##### The data
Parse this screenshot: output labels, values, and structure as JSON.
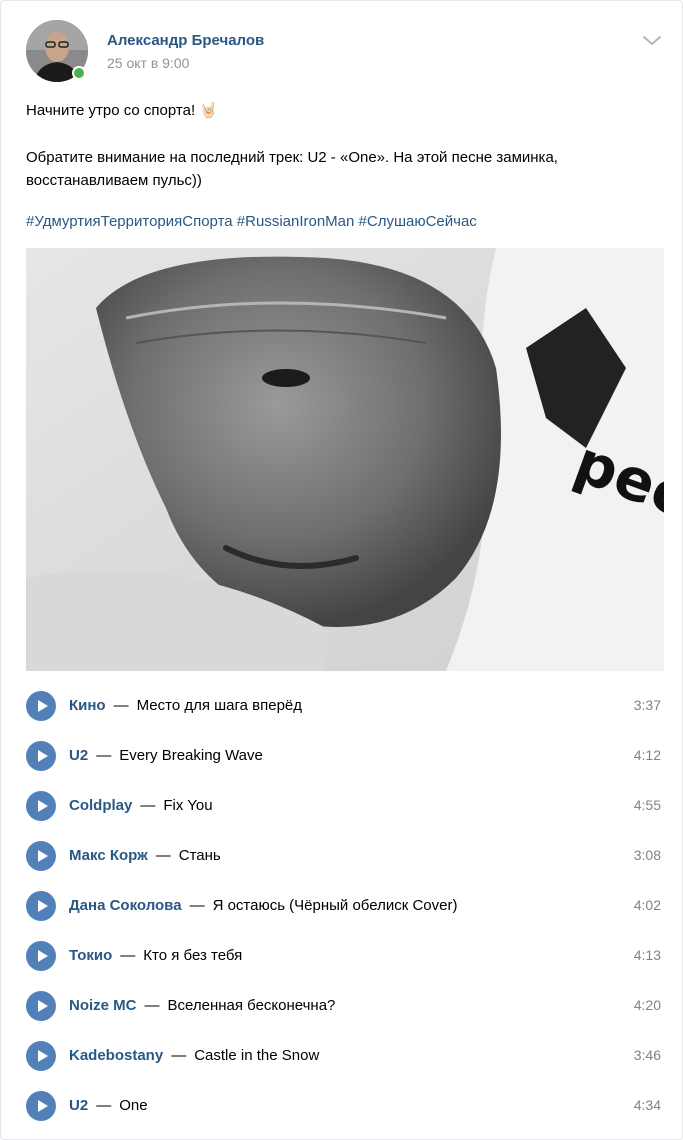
{
  "post": {
    "author": "Александр Бречалов",
    "date": "25 окт в 9:00",
    "text_line1": "Начните утро со спорта! 🤘🏻",
    "text_line2": "Обратите внимание на последний трек: U2 - «One». На этой песне заминка, восстанавливаем пульс))",
    "hashtags": [
      "#УдмуртияТерриторияСпорта",
      "#RussianIronMan",
      "#СлушаюСейчас"
    ],
    "photo_text": "pec"
  },
  "tracks": [
    {
      "artist": "Кино",
      "title": "Место для шага вперёд",
      "duration": "3:37"
    },
    {
      "artist": "U2",
      "title": "Every Breaking Wave",
      "duration": "4:12"
    },
    {
      "artist": "Coldplay",
      "title": "Fix You",
      "duration": "4:55"
    },
    {
      "artist": "Макс Корж",
      "title": "Стань",
      "duration": "3:08"
    },
    {
      "artist": "Дана Соколова",
      "title": "Я остаюсь (Чёрный обелиск Cover)",
      "duration": "4:02"
    },
    {
      "artist": "Токио",
      "title": "Кто я без тебя",
      "duration": "4:13"
    },
    {
      "artist": "Noize MC",
      "title": "Вселенная бесконечна?",
      "duration": "4:20"
    },
    {
      "artist": "Kadebostany",
      "title": "Castle in the Snow",
      "duration": "3:46"
    },
    {
      "artist": "U2",
      "title": "One",
      "duration": "4:34"
    }
  ],
  "colors": {
    "link": "#2a5885",
    "play": "#5181b8",
    "online": "#4bb34b",
    "muted": "#939393"
  },
  "icons": {
    "menu": "chevron-down-icon",
    "play": "play-icon"
  },
  "separator": "—"
}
##########
### To be done
Read the data above and pull out each line that holds the string "artist".

### Task result
      "artist": "Кино",
      "artist": "U2",
      "artist": "Coldplay",
      "artist": "Макс Корж",
      "artist": "Дана Соколова",
      "artist": "Токио",
      "artist": "Noize MC",
      "artist": "Kadebostany",
      "artist": "U2",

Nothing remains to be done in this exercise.